──────── Supplied material

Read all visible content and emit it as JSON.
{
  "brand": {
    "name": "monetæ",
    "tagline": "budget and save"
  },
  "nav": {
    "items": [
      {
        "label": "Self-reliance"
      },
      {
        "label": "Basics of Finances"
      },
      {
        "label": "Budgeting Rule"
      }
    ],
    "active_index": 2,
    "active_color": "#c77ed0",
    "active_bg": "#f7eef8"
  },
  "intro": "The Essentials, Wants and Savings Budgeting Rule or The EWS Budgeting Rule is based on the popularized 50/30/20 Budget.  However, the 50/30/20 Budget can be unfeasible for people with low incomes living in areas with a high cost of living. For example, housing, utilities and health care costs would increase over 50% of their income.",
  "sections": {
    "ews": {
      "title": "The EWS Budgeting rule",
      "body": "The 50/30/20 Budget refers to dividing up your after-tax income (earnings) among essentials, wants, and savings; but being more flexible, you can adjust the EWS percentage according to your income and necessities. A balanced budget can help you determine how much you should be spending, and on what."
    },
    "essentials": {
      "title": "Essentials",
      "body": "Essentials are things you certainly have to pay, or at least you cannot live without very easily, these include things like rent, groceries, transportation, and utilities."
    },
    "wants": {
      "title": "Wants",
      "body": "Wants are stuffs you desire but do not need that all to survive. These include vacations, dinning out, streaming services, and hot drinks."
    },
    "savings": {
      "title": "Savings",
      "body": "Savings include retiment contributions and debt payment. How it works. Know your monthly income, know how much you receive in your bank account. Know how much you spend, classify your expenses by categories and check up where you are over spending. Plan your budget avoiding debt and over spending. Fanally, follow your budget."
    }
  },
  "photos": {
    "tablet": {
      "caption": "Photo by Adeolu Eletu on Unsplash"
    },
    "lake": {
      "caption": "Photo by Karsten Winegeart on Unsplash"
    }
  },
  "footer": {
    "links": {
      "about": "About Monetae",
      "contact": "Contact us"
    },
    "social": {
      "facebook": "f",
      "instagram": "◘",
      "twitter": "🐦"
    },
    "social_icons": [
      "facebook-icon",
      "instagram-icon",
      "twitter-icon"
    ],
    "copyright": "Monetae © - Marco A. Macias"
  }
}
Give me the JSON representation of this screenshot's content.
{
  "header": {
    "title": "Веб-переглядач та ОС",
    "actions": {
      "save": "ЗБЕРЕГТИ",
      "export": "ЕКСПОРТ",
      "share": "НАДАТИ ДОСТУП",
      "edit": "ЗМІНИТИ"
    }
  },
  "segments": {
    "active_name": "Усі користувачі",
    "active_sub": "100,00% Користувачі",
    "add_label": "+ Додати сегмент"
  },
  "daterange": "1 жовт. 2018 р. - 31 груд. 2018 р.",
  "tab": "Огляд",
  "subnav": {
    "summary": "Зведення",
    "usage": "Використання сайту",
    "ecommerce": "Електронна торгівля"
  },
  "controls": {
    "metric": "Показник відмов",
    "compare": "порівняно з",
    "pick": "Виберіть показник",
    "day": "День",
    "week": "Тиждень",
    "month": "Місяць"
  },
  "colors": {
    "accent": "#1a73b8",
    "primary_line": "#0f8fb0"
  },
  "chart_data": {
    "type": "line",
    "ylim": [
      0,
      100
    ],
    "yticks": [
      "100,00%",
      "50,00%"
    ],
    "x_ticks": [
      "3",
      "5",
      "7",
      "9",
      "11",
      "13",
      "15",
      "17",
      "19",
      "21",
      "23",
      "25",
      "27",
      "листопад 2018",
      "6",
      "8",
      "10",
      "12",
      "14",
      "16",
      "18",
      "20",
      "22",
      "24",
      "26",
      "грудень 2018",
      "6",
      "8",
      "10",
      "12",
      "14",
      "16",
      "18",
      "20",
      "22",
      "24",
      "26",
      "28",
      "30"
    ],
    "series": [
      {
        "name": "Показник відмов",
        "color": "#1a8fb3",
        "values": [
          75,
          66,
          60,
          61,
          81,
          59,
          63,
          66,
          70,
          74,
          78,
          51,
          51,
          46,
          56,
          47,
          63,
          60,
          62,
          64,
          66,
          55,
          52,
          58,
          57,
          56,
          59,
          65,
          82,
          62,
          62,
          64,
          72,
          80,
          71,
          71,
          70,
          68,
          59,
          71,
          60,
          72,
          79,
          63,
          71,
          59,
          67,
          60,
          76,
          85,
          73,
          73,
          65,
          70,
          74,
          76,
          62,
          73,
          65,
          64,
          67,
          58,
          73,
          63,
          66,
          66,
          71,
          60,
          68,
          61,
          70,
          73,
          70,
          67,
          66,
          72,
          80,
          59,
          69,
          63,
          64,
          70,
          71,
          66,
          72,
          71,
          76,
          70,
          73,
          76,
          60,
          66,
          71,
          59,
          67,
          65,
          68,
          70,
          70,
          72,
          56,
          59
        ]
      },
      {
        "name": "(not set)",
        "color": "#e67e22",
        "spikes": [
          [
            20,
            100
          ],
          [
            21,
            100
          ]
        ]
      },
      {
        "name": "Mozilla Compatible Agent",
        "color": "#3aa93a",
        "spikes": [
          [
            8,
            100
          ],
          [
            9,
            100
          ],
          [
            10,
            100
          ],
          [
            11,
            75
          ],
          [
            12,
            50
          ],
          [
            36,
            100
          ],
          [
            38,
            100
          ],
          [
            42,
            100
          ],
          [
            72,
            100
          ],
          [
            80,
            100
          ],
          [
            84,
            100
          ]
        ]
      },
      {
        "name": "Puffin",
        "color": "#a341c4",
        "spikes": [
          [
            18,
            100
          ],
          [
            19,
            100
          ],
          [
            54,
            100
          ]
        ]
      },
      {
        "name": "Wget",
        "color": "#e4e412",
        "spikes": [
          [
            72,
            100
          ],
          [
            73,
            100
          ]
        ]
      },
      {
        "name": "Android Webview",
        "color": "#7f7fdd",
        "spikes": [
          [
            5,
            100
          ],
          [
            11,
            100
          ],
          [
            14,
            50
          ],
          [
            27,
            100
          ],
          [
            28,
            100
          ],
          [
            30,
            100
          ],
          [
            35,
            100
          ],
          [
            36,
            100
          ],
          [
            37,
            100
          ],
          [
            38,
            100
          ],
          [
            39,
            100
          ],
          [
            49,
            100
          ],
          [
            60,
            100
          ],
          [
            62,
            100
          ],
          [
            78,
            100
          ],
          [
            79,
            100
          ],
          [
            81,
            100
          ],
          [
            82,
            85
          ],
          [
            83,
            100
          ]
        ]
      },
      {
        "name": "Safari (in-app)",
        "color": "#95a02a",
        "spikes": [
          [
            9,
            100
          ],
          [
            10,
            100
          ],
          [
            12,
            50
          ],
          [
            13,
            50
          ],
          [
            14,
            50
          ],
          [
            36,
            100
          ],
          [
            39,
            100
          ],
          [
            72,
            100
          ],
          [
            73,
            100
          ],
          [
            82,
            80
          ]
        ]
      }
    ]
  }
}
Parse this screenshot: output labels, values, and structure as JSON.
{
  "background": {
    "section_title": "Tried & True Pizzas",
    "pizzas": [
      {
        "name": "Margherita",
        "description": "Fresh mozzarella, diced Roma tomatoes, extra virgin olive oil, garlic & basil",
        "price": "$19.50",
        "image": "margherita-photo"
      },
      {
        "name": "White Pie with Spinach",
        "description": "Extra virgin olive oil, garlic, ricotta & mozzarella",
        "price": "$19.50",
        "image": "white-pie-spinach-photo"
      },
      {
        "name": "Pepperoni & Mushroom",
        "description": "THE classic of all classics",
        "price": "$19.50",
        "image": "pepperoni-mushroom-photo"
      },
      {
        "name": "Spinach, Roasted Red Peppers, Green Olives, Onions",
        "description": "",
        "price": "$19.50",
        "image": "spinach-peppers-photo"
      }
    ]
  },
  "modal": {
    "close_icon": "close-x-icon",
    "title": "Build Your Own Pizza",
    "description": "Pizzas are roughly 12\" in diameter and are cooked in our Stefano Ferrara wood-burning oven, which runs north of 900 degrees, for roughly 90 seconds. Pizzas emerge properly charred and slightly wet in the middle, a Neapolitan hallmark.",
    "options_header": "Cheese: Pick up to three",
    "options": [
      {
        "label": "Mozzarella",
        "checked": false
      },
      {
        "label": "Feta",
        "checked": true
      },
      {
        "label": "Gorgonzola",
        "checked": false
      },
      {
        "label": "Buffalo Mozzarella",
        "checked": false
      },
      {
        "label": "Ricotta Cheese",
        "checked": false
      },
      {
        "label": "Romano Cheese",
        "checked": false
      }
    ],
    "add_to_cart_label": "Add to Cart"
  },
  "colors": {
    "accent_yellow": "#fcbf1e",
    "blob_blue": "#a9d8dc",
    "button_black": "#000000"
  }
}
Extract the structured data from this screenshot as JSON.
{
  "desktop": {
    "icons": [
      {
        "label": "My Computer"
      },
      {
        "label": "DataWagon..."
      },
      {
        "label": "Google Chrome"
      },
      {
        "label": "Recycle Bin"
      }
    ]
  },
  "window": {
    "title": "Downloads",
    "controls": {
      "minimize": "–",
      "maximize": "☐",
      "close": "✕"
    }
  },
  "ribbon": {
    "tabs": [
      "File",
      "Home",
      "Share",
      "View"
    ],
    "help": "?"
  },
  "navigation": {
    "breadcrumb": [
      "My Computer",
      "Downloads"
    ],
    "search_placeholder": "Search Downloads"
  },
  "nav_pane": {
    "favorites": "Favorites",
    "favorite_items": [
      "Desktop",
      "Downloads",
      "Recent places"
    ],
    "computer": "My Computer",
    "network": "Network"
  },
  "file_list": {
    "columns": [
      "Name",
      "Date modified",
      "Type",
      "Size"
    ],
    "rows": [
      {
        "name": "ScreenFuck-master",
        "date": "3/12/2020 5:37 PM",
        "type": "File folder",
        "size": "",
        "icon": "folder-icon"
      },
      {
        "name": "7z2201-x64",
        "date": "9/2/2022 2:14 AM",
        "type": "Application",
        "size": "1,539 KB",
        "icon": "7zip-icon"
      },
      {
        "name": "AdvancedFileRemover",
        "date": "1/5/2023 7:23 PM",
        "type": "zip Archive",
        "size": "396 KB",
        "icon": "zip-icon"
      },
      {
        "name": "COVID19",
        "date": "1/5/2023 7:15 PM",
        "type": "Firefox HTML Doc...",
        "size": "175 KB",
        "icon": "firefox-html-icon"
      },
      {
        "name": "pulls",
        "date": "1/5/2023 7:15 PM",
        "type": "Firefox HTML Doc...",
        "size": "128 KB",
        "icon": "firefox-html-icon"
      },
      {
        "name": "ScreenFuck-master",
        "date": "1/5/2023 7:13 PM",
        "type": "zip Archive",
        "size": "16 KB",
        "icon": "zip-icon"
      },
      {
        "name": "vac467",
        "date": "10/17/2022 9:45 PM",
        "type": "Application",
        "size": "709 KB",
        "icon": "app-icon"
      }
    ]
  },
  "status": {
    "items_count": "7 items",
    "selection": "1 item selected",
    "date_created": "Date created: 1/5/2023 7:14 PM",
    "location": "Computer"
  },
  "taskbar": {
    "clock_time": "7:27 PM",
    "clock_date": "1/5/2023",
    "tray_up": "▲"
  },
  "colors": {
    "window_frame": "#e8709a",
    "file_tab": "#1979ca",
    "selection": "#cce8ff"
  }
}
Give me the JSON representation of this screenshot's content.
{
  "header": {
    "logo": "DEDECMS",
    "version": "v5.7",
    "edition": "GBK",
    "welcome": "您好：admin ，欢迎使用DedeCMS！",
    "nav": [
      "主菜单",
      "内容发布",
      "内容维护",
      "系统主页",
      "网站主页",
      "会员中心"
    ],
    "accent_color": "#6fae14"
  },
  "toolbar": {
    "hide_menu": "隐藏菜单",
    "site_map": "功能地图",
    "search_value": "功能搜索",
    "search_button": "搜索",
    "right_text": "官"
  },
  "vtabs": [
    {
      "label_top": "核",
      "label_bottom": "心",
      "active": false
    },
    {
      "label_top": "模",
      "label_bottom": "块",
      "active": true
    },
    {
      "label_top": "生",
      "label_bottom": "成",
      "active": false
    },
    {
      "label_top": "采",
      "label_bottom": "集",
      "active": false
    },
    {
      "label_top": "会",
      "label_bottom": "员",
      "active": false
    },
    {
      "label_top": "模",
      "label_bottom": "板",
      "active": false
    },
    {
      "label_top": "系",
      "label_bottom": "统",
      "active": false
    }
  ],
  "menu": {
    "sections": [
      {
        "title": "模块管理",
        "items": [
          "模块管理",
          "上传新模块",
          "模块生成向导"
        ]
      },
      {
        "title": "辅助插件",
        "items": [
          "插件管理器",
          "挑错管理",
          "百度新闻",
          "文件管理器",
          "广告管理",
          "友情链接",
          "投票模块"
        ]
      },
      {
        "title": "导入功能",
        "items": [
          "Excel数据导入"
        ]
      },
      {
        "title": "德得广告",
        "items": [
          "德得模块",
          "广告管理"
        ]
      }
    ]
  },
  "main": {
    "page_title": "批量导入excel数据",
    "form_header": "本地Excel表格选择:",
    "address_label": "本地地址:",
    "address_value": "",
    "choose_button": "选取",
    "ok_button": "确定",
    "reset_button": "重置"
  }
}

────────────────

### Required task:
Search the preceding listing for "include" and extract every line where it is found.

### Task answer:
      "body": "Essentials are things you certainly have to pay, or at least you cannot live without very easily, these include things like rent, groceries, transportation, and utilities."
      "body": "Wants are stuffs you desire but do not need that all to survive. These include vacations, dinning out, streaming services, and hot drinks."
      "body": "Savings include retiment contributions and debt payment. How it works. Know your monthly income, know how much you receive in your bank account. Know how much you spend, classify your expenses by categories and check up where you are over spending. Plan your budget avoiding debt and over spending. Fanally, follow your budget."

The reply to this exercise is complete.